— start MATERIAL PROVIDED —
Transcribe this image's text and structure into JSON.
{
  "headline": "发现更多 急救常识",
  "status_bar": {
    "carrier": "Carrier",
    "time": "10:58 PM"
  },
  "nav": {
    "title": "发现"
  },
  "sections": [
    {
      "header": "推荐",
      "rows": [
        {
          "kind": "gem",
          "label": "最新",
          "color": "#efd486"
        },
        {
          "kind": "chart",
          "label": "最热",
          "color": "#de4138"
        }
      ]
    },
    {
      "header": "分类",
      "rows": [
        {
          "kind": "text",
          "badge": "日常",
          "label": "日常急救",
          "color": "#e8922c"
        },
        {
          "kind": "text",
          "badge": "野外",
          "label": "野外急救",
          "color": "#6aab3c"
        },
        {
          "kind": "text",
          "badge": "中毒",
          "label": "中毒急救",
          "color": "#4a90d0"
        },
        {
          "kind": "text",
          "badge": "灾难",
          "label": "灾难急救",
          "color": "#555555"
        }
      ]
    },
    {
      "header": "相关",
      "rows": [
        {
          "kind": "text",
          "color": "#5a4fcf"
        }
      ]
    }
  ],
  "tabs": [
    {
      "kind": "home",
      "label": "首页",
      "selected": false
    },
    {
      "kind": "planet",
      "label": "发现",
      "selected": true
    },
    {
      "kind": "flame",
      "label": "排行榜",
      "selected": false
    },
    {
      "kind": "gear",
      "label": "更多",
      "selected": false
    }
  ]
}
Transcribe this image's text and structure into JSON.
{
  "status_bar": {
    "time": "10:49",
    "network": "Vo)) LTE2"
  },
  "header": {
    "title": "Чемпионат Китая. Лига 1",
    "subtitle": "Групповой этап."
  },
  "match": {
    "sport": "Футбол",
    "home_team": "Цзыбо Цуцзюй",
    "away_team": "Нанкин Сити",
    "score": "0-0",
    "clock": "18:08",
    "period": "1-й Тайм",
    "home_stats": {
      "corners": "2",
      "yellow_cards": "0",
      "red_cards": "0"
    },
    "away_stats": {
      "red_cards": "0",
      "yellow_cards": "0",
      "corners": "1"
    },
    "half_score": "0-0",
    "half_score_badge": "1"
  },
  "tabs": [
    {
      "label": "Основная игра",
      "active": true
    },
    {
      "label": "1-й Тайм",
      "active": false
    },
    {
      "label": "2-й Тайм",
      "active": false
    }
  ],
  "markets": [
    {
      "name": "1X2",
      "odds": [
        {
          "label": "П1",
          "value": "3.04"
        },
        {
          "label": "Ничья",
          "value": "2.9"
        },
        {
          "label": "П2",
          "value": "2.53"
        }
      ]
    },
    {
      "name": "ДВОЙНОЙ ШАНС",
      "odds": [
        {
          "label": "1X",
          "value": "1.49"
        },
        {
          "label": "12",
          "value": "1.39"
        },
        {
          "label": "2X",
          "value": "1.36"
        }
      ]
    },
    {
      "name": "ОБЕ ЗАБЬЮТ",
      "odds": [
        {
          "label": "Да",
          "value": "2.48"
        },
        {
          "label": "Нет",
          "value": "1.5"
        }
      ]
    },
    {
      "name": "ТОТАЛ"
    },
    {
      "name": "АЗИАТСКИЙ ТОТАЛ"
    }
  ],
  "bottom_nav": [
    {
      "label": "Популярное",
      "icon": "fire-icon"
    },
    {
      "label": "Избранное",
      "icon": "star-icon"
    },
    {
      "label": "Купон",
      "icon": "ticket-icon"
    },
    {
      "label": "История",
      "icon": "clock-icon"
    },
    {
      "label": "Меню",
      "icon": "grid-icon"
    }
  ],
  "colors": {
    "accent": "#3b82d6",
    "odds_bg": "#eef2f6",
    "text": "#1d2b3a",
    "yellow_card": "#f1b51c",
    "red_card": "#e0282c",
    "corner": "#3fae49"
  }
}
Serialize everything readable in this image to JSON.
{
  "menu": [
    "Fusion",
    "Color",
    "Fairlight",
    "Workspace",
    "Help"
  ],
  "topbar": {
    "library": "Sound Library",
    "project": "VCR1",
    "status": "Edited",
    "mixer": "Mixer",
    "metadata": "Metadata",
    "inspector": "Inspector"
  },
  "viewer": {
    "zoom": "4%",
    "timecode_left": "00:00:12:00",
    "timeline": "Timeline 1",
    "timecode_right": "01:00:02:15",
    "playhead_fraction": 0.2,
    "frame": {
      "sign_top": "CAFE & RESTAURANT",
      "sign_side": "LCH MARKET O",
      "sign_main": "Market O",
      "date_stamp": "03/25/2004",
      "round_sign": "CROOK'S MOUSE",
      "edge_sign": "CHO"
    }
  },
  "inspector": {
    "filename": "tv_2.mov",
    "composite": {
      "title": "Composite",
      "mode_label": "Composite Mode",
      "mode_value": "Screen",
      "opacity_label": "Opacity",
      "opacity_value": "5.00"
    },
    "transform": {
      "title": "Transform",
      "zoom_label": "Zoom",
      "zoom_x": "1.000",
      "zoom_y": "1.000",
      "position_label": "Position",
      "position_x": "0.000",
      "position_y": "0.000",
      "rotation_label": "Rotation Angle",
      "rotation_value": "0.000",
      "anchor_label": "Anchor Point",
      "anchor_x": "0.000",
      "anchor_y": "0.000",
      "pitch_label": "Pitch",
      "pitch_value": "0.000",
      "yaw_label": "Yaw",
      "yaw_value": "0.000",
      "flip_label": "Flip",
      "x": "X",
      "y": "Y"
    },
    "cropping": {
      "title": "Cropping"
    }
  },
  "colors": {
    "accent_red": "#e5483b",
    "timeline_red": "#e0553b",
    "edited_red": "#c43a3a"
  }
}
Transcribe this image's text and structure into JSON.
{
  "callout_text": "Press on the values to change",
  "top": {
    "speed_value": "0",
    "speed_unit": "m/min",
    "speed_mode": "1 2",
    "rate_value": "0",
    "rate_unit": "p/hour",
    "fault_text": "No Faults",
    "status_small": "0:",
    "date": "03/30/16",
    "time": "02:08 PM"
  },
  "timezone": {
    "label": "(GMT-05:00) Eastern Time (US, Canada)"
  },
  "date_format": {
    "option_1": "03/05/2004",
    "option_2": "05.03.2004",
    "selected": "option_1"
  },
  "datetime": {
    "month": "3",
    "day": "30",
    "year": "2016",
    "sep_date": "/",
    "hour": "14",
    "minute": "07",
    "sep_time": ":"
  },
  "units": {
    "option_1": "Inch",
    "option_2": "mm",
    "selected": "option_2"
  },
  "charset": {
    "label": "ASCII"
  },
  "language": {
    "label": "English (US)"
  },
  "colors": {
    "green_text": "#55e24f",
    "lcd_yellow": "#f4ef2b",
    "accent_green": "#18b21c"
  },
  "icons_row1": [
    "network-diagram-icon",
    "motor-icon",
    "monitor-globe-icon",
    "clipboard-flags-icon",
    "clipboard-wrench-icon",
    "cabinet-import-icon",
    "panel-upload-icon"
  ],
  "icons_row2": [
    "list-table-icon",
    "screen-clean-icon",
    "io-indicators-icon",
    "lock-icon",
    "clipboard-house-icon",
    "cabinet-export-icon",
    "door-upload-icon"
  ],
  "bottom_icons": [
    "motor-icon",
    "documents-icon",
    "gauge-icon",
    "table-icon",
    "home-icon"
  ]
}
— end MATERIAL PROVIDED —
▶ _WHAT THE TASK ASKS_:
Reproduce all data above, unchanged.

▶ _FINAL ANSWER_:
Transcribe this image's text and structure into JSON.
{
  "headline": "发现更多 急救常识",
  "status_bar": {
    "carrier": "Carrier",
    "time": "10:58 PM"
  },
  "nav": {
    "title": "发现"
  },
  "sections": [
    {
      "header": "推荐",
      "rows": [
        {
          "kind": "gem",
          "label": "最新",
          "color": "#efd486"
        },
        {
          "kind": "chart",
          "label": "最热",
          "color": "#de4138"
        }
      ]
    },
    {
      "header": "分类",
      "rows": [
        {
          "kind": "text",
          "badge": "日常",
          "label": "日常急救",
          "color": "#e8922c"
        },
        {
          "kind": "text",
          "badge": "野外",
          "label": "野外急救",
          "color": "#6aab3c"
        },
        {
          "kind": "text",
          "badge": "中毒",
          "label": "中毒急救",
          "color": "#4a90d0"
        },
        {
          "kind": "text",
          "badge": "灾难",
          "label": "灾难急救",
          "color": "#555555"
        }
      ]
    },
    {
      "header": "相关",
      "rows": [
        {
          "kind": "text",
          "color": "#5a4fcf"
        }
      ]
    }
  ],
  "tabs": [
    {
      "kind": "home",
      "label": "首页",
      "selected": false
    },
    {
      "kind": "planet",
      "label": "发现",
      "selected": true
    },
    {
      "kind": "flame",
      "label": "排行榜",
      "selected": false
    },
    {
      "kind": "gear",
      "label": "更多",
      "selected": false
    }
  ]
}
Transcribe this image's text and structure into JSON.
{
  "status_bar": {
    "time": "10:49",
    "network": "Vo)) LTE2"
  },
  "header": {
    "title": "Чемпионат Китая. Лига 1",
    "subtitle": "Групповой этап."
  },
  "match": {
    "sport": "Футбол",
    "home_team": "Цзыбо Цуцзюй",
    "away_team": "Нанкин Сити",
    "score": "0-0",
    "clock": "18:08",
    "period": "1-й Тайм",
    "home_stats": {
      "corners": "2",
      "yellow_cards": "0",
      "red_cards": "0"
    },
    "away_stats": {
      "red_cards": "0",
      "yellow_cards": "0",
      "corners": "1"
    },
    "half_score": "0-0",
    "half_score_badge": "1"
  },
  "tabs": [
    {
      "label": "Основная игра",
      "active": true
    },
    {
      "label": "1-й Тайм",
      "active": false
    },
    {
      "label": "2-й Тайм",
      "active": false
    }
  ],
  "markets": [
    {
      "name": "1X2",
      "odds": [
        {
          "label": "П1",
          "value": "3.04"
        },
        {
          "label": "Ничья",
          "value": "2.9"
        },
        {
          "label": "П2",
          "value": "2.53"
        }
      ]
    },
    {
      "name": "ДВОЙНОЙ ШАНС",
      "odds": [
        {
          "label": "1X",
          "value": "1.49"
        },
        {
          "label": "12",
          "value": "1.39"
        },
        {
          "label": "2X",
          "value": "1.36"
        }
      ]
    },
    {
      "name": "ОБЕ ЗАБЬЮТ",
      "odds": [
        {
          "label": "Да",
          "value": "2.48"
        },
        {
          "label": "Нет",
          "value": "1.5"
        }
      ]
    },
    {
      "name": "ТОТАЛ"
    },
    {
      "name": "АЗИАТСКИЙ ТОТАЛ"
    }
  ],
  "bottom_nav": [
    {
      "label": "Популярное",
      "icon": "fire-icon"
    },
    {
      "label": "Избранное",
      "icon": "star-icon"
    },
    {
      "label": "Купон",
      "icon": "ticket-icon"
    },
    {
      "label": "История",
      "icon": "clock-icon"
    },
    {
      "label": "Меню",
      "icon": "grid-icon"
    }
  ],
  "colors": {
    "accent": "#3b82d6",
    "odds_bg": "#eef2f6",
    "text": "#1d2b3a",
    "yellow_card": "#f1b51c",
    "red_card": "#e0282c",
    "corner": "#3fae49"
  }
}
Serialize everything readable in this image to JSON.
{
  "menu": [
    "Fusion",
    "Color",
    "Fairlight",
    "Workspace",
    "Help"
  ],
  "topbar": {
    "library": "Sound Library",
    "project": "VCR1",
    "status": "Edited",
    "mixer": "Mixer",
    "metadata": "Metadata",
    "inspector": "Inspector"
  },
  "viewer": {
    "zoom": "4%",
    "timecode_left": "00:00:12:00",
    "timeline": "Timeline 1",
    "timecode_right": "01:00:02:15",
    "playhead_fraction": 0.2,
    "frame": {
      "sign_top": "CAFE & RESTAURANT",
      "sign_side": "LCH MARKET O",
      "sign_main": "Market O",
      "date_stamp": "03/25/2004",
      "round_sign": "CROOK'S MOUSE",
      "edge_sign": "CHO"
    }
  },
  "inspector": {
    "filename": "tv_2.mov",
    "composite": {
      "title": "Composite",
      "mode_label": "Composite Mode",
      "mode_value": "Screen",
      "opacity_label": "Opacity",
      "opacity_value": "5.00"
    },
    "transform": {
      "title": "Transform",
      "zoom_label": "Zoom",
      "zoom_x": "1.000",
      "zoom_y": "1.000",
      "position_label": "Position",
      "position_x": "0.000",
      "position_y": "0.000",
      "rotation_label": "Rotation Angle",
      "rotation_value": "0.000",
      "anchor_label": "Anchor Point",
      "anchor_x": "0.000",
      "anchor_y": "0.000",
      "pitch_label": "Pitch",
      "pitch_value": "0.000",
      "yaw_label": "Yaw",
      "yaw_value": "0.000",
      "flip_label": "Flip",
      "x": "X",
      "y": "Y"
    },
    "cropping": {
      "title": "Cropping"
    }
  },
  "colors": {
    "accent_red": "#e5483b",
    "timeline_red": "#e0553b",
    "edited_red": "#c43a3a"
  }
}
Transcribe this image's text and structure into JSON.
{
  "callout_text": "Press on the values to change",
  "top": {
    "speed_value": "0",
    "speed_unit": "m/min",
    "speed_mode": "1 2",
    "rate_value": "0",
    "rate_unit": "p/hour",
    "fault_text": "No Faults",
    "status_small": "0:",
    "date": "03/30/16",
    "time": "02:08 PM"
  },
  "timezone": {
    "label": "(GMT-05:00) Eastern Time (US, Canada)"
  },
  "date_format": {
    "option_1": "03/05/2004",
    "option_2": "05.03.2004",
    "selected": "option_1"
  },
  "datetime": {
    "month": "3",
    "day": "30",
    "year": "2016",
    "sep_date": "/",
    "hour": "14",
    "minute": "07",
    "sep_time": ":"
  },
  "units": {
    "option_1": "Inch",
    "option_2": "mm",
    "selected": "option_2"
  },
  "charset": {
    "label": "ASCII"
  },
  "language": {
    "label": "English (US)"
  },
  "colors": {
    "green_text": "#55e24f",
    "lcd_yellow": "#f4ef2b",
    "accent_green": "#18b21c"
  },
  "icons_row1": [
    "network-diagram-icon",
    "motor-icon",
    "monitor-globe-icon",
    "clipboard-flags-icon",
    "clipboard-wrench-icon",
    "cabinet-import-icon",
    "panel-upload-icon"
  ],
  "icons_row2": [
    "list-table-icon",
    "screen-clean-icon",
    "io-indicators-icon",
    "lock-icon",
    "clipboard-house-icon",
    "cabinet-export-icon",
    "door-upload-icon"
  ],
  "bottom_icons": [
    "motor-icon",
    "documents-icon",
    "gauge-icon",
    "table-icon",
    "home-icon"
  ]
}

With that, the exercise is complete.